Les récoltes des fruits à noyau ont débuté la semaine dernière majoritairement ou s’apprêtent à démarrer d’ici 2 à 3 semaines en prune, l’impact du gel est désormais plus facile à visualiser. Pour la deuxième année consécutive, le verger de fruits à noyau Tarn-et-garonnais est très sévèrement touché. Bilan sur les conséquences du gel printanier 2022.

3 nuits très froides
Les dégâts de gel de cette année résultent des nuits des 3, 4 et 5 avril. Si l’année dernière, certains secteurs avaient connu jusqu’à 13 nuits de gel sur début avril, en 2022 seules 3 nuits très froides ont suffi à endommager au moins autant voir plus, la production de fruits à noyau. Sur ces 3 nuits de gel, les températures sont dans les secteurs les plus gélifs, passées en dessous de zéro dès 23 h, pour ne redevenir positives qu’après 8h. Elles ont atteint des minimales autour de -5°C en verger dans les secteurs les plus froids. La sévérité du gel s’explique donc par des températures très basses qui ont duré de nombreuses heures. A ce moment-là, les fruits à noyau étaient entre le stade fin floraison pour les plus tardifs (cerisier et pruniers domestiques) et le stade nouaison/petit fruit pour les plus précoces (abricotier et prunier japonais). L’année n’avait pas été spécialement précoce pour le débourrement des arbres. La floraison est ensuite arrivée de bonne heure mais moins en avance qu’en 2020 et 2021 par exemple. Aux stades mentionnés au 3 avril, la sensibilité au gel démarre entre -0,5 et -1-5°C. Les températures ont donc largement dépassé le seuil critique. En fruits à pépins, les stades végétatifs étaient moins avancés que l’année dernière au moment du gel, les dégâts sont bien moins importants qu’en fruits en noyau. Mais ils sont malgré tout en cours d’évaluation. Certaines situations (problème de protection) ou variétés (en raisin notamment) ont pu subir des dommages.

• • • • • • •

• [CONSIGNE DONNÉE] Pouvez-vous recopier mot pour mot, dans le texte sur le gel des vergers de fruits à noyau, le passage allant de « Les récoltes des » jusqu'à « gel printanier 2022. » ?

• [INFORMATIONS FOURNIES]
• • • • • • •

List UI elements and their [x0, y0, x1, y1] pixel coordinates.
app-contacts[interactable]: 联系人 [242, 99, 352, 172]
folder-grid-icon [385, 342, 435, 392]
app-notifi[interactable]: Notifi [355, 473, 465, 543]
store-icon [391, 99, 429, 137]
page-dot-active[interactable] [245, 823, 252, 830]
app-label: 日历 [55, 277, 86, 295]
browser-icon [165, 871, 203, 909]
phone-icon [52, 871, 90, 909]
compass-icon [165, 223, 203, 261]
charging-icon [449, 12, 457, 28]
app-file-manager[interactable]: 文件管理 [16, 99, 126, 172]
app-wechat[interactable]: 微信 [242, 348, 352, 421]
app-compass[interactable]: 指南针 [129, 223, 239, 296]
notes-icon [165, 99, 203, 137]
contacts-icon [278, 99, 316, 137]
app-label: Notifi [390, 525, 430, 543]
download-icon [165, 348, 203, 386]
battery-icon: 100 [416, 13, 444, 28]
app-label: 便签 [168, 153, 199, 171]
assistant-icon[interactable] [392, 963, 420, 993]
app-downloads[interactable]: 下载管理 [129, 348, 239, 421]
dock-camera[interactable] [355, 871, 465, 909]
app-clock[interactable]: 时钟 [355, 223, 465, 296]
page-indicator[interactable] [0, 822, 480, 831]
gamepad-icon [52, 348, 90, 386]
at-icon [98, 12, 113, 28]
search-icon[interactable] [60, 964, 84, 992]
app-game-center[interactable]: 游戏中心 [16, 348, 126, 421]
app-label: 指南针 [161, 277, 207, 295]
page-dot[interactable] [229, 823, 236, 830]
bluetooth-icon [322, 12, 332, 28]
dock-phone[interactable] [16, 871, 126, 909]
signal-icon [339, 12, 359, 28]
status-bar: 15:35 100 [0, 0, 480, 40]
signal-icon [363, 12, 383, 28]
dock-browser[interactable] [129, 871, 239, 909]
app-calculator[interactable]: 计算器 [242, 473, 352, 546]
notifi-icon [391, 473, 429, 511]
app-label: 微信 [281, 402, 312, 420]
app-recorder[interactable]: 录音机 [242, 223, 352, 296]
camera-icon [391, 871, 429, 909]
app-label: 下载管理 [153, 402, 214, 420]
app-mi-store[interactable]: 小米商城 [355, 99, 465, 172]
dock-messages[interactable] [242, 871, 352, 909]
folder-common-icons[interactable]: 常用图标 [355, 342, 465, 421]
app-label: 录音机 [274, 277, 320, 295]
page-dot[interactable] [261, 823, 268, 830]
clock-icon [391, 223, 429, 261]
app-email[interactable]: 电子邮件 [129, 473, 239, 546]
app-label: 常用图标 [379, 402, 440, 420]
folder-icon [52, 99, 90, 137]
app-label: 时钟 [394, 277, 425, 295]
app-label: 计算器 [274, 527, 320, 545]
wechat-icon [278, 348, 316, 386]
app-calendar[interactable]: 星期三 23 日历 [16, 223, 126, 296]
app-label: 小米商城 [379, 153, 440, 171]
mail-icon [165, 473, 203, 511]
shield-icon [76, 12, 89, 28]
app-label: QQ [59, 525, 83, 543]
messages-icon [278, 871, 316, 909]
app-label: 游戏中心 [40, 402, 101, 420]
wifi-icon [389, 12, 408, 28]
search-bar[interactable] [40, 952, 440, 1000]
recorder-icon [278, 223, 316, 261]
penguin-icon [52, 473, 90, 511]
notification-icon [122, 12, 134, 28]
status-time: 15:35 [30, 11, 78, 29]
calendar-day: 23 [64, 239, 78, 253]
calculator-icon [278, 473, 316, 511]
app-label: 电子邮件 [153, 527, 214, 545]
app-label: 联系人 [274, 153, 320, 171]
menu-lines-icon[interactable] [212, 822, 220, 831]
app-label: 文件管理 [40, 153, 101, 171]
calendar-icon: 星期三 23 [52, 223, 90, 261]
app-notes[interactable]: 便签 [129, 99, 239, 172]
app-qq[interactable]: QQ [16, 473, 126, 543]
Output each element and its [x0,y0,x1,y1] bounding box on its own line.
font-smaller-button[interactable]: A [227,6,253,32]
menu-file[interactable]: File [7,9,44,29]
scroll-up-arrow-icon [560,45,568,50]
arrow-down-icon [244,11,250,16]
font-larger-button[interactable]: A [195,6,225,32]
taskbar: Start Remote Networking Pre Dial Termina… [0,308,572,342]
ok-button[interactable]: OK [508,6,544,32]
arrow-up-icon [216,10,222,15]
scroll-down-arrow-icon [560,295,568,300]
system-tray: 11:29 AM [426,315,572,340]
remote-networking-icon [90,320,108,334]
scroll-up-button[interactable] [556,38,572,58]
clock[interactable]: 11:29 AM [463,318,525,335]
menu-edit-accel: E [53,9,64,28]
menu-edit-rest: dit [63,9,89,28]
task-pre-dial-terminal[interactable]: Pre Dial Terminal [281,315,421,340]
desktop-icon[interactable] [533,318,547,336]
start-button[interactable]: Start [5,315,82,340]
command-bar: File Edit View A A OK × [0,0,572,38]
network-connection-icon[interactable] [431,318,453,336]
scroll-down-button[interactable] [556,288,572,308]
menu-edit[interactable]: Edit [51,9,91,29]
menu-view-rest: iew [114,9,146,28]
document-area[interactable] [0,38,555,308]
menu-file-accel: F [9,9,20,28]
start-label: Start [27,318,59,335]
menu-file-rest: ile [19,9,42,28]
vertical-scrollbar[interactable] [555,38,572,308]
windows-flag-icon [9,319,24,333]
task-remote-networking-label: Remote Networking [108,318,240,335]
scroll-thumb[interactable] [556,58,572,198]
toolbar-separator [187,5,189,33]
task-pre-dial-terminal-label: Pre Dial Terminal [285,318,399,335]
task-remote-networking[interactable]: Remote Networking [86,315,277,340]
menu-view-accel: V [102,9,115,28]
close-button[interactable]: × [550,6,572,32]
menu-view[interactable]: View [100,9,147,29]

• • • • • • •

• [RÉPONSE AU PROBLÈME]
Les récoltes des fruits à noyau ont débuté la semaine dernière majoritairement ou s’apprêtent à démarrer d’ici 2 à 3 semaines en prune, l’impact du gel est désormais plus facile à visualiser. Pour la deuxième année consécutive, le verger de fruits à noyau Tarn-et-garonnais est très sévèrement touché. Bilan sur les conséquences du gel printanier 2022.